## Start The records

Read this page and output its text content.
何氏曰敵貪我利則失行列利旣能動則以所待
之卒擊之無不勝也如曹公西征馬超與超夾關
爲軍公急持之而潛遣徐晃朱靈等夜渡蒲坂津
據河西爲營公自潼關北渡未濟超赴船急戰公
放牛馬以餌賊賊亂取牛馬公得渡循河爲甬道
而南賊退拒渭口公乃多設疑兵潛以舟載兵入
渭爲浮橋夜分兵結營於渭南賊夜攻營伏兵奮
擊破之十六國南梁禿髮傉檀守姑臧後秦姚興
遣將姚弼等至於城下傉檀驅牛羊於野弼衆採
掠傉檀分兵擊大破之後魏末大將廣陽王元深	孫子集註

## End The records

Objective
Transcribe the records above exactly as they appear.

Expected answer
Read this page and output its text content.
何氏曰敵貪我利則失行列利旣能動則以所待
之卒擊之無不勝也如曹公西征馬超與超夾關
爲軍公急持之而潛遣徐晃朱靈等夜渡蒲坂津
據河西爲營公自潼關北渡未濟超赴船急戰公
放牛馬以餌賊賊亂取牛馬公得渡循河爲甬道
而南賊退拒渭口公乃多設疑兵潛以舟載兵入
渭爲浮橋夜分兵結營於渭南賊夜攻營伏兵奮
擊破之十六國南梁禿髮傉檀守姑臧後秦姚興
遣將姚弼等至於城下傉檀驅牛羊於野弼衆採
掠傉檀分兵擊大破之後魏末大將廣陽王元深	孫子集註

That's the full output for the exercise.